Directions for this task →
Copy the rows word for word, starting at the first row and ending at the row that contains "The receiver assembly 15 is at (458, 856).", both of those rows included.

* * * * * * *

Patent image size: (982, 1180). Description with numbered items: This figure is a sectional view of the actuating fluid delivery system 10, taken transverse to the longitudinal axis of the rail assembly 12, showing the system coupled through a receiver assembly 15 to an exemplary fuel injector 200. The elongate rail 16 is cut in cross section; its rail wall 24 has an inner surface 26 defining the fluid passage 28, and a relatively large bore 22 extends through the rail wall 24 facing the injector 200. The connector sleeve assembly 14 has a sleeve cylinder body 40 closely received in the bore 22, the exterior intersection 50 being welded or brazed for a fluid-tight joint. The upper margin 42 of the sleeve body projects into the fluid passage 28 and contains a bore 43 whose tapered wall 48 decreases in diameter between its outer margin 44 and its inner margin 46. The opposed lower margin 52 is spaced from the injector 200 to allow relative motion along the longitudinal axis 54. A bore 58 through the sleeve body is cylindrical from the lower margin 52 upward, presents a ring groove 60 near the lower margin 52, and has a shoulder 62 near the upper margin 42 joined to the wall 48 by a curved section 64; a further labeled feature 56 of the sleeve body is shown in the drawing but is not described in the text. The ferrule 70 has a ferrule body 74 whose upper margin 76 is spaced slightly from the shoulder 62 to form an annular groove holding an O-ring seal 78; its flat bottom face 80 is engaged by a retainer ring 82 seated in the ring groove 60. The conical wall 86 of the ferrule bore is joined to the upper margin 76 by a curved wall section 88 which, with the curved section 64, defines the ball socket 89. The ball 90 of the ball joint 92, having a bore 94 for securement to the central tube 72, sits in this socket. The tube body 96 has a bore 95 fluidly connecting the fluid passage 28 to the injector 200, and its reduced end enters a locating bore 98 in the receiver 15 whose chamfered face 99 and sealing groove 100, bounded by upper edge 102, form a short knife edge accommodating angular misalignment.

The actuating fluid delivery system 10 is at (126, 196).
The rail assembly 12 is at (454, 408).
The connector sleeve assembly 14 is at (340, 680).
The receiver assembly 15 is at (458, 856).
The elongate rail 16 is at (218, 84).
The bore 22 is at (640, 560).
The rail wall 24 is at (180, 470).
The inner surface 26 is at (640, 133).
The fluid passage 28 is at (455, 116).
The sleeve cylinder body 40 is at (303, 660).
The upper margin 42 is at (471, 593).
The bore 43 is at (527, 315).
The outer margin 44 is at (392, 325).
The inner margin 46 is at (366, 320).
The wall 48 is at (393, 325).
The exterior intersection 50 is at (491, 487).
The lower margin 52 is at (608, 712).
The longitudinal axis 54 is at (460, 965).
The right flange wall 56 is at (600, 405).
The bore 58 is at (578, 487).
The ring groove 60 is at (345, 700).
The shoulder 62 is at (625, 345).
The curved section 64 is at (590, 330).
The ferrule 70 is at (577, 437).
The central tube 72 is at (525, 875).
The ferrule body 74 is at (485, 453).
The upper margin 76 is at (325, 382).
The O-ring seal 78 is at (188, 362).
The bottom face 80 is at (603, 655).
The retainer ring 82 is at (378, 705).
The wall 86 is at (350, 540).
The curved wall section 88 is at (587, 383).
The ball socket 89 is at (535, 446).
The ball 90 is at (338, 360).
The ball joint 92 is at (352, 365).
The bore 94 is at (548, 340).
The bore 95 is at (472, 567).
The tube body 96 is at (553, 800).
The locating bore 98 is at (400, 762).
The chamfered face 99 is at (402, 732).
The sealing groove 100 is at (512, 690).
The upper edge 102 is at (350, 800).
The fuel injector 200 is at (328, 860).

* * * * * * *

Solution to this task →
Patent image size: (982, 1180). Description with numbered items: This figure is a sectional view of the actuating fluid delivery system 10, taken transverse to the longitudinal axis of the rail assembly 12, showing the system coupled through a receiver assembly 15 to an exemplary fuel injector 200. The elongate rail 16 is cut in cross section; its rail wall 24 has an inner surface 26 defining the fluid passage 28, and a relatively large bore 22 extends through the rail wall 24 facing the injector 200. The connector sleeve assembly 14 has a sleeve cylinder body 40 closely received in the bore 22, the exterior intersection 50 being welded or brazed for a fluid-tight joint. The upper margin 42 of the sleeve body projects into the fluid passage 28 and contains a bore 43 whose tapered wall 48 decreases in diameter between its outer margin 44 and its inner margin 46. The opposed lower margin 52 is spaced from the injector 200 to allow relative motion along the longitudinal axis 54. A bore 58 through the sleeve body is cylindrical from the lower margin 52 upward, presents a ring groove 60 near the lower margin 52, and has a shoulder 62 near the upper margin 42 joined to the wall 48 by a curved section 64; a further labeled feature 56 of the sleeve body is shown in the drawing but is not described in the text. The ferrule 70 has a ferrule body 74 whose upper margin 76 is spaced slightly from the shoulder 62 to form an annular groove holding an O-ring seal 78; its flat bottom face 80 is engaged by a retainer ring 82 seated in the ring groove 60. The conical wall 86 of the ferrule bore is joined to the upper margin 76 by a curved wall section 88 which, with the curved section 64, defines the ball socket 89. The ball 90 of the ball joint 92, having a bore 94 for securement to the central tube 72, sits in this socket. The tube body 96 has a bore 95 fluidly connecting the fluid passage 28 to the injector 200, and its reduced end enters a locating bore 98 in the receiver 15 whose chamfered face 99 and sealing groove 100, bounded by upper edge 102, form a short knife edge accommodating angular misalignment.

The actuating fluid delivery system 10 is at (126, 196).
The rail assembly 12 is at (454, 408).
The connector sleeve assembly 14 is at (340, 680).
The receiver assembly 15 is at (458, 856).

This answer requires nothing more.